==== TEXT PROVIDED
List Industries v. Umina.

CourtDistrict Court, S.D. Ohio
DecidedJuly 12, 2021
Docket3:18-cv-00199
StatusUnknown

This text of List Industries v. Umina. (List Industries v. Umina.) is published on Counsel Stack Legal Research, covering District Court, S.D. Ohio primary law. Counsel Stack provides free access to over 12 million legal documents including statutes, case law, regulations, and constitutions.

Bluebook
List Industries v. Umina., (S.D. Ohio 2021).

Opinion

UNITED STATES DISTRICT COURT FOR THE SOUTHERN DISTRICT OF OHIO WESTERN DIVISION AT DAYTON

LIST INDUSTRIES, INC., : : Plaintiff, : Case No. 3:18-cv-199 : v. : Judge Thomas M. Rose : DEAN SCOTT UMINA, et al., : : Defendants. : ______________________________________________________________________________

ENTRY AND ORDER DENYING MOTION FOR SUMMARY JUDGMENT OF DEFENDANT DEAN SCOTT UMINA (DOC. NOS. 51 AND 52) AND DENYING MOTION FOR SUMMARY JUDGMENT OF DEFENDANT TOP TIER STORAGE PRODUCTS, LLC (DOC. NO. 53) ______________________________________________________________________________

Plaintiff List Industries, Inc. (“List”) brings three claims in this diversity case: (1) violation of the Ohio Uniform Trade Secrets Act (“OUTSA”); (2) breach of contract; and (3) spoliation. (Doc. No. 35.) All three claims are brought against Defendant Dean Scott Umina (“Umina”), while only the first and third are brought against Defendant Top Tier Storage Products, LLC (“Top Tier”). Pending before the Court are two related motions for summary judgment, one filed by Umina (Doc. Nos. 51 and 52) and the other filed by Top Tier (Doc. No. 53) (collectively, the “Motions”).1 In the Motions, the Defendants move for an order granting summary judgment on all claims against them, pursuant to Federal Rule of Civil Procedure 65. In response, List argues that the Court must deny the Motions because there are disputed issues of material fact. As explained below, the Court finds that all of the claims survive, although certain documents cannot support the trade secret claim. The Court DENIES the Motions.
========
▶ **WHAT IS NEEDED**: Rewrite the stretch of the court listing from "CourtDistrict Court, S.D." through "regulations, and constitutions.", changing "free" to "open". The data that comes next is drawn from a separate source, not from the court listing.
==== RECORDS SHOWN
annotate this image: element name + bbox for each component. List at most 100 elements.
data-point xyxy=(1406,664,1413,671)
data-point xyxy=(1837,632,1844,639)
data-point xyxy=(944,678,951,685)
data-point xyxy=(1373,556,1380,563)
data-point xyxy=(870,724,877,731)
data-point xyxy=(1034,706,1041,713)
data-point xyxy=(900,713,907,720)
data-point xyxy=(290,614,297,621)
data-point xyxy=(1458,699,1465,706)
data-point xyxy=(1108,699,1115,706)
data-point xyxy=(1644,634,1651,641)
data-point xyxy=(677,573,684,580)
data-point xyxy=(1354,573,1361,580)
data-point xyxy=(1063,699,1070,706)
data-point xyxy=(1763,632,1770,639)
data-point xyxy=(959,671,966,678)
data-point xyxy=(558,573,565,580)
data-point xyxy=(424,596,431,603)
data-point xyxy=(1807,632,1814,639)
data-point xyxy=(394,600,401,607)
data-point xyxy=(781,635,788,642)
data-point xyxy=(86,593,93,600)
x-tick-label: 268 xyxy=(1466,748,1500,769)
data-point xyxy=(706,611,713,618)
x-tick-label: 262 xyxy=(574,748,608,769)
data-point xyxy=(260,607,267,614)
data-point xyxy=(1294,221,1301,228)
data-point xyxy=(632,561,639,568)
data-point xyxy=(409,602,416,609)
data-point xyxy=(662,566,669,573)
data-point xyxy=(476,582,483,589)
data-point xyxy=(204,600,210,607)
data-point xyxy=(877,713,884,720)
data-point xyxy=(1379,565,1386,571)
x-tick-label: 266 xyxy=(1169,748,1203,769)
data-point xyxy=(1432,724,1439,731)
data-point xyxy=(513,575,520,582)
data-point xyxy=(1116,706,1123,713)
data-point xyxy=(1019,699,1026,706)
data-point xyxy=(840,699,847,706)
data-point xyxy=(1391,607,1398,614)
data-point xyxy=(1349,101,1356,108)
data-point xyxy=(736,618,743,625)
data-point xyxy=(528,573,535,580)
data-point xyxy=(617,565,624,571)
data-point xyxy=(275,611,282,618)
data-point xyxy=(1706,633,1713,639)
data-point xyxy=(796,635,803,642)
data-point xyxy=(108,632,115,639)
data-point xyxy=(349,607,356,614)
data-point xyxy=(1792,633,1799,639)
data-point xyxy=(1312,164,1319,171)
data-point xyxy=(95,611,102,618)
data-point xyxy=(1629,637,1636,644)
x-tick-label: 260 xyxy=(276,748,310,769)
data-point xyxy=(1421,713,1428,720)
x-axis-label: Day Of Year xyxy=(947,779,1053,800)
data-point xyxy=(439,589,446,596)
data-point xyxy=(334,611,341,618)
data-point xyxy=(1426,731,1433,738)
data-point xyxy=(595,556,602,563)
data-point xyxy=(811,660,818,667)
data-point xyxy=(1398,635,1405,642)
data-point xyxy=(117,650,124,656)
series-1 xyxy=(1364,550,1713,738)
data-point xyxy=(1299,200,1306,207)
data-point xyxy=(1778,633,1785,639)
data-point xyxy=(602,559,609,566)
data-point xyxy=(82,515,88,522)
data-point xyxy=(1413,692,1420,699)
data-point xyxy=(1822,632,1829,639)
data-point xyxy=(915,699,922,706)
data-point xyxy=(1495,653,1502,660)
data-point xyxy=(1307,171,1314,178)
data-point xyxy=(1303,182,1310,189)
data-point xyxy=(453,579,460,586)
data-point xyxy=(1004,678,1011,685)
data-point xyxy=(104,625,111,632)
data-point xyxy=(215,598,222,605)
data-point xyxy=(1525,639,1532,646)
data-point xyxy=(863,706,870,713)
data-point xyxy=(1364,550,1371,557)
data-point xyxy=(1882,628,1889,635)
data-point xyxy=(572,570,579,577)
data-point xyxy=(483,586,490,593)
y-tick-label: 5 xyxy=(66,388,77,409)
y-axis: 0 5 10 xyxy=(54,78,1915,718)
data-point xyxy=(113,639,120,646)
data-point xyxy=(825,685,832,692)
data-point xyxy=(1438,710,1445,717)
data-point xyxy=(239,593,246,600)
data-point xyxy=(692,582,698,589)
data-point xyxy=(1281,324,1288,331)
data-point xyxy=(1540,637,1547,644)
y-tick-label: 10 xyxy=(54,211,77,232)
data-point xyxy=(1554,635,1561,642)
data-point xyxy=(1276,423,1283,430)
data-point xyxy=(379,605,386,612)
========
▶ **ANSWER SECTION**:
CourtDistrict Court, S.D. Ohio
DecidedJuly 12, 2021
Docket3:18-cv-00199
StatusUnknown

This text of List Industries v. Umina. (List Industries v. Umina.) is published on Counsel Stack Legal Research, covering District Court, S.D. Ohio primary law. Counsel Stack provides open access to over 12 million legal documents including statutes, case law, regulations, and constitutions.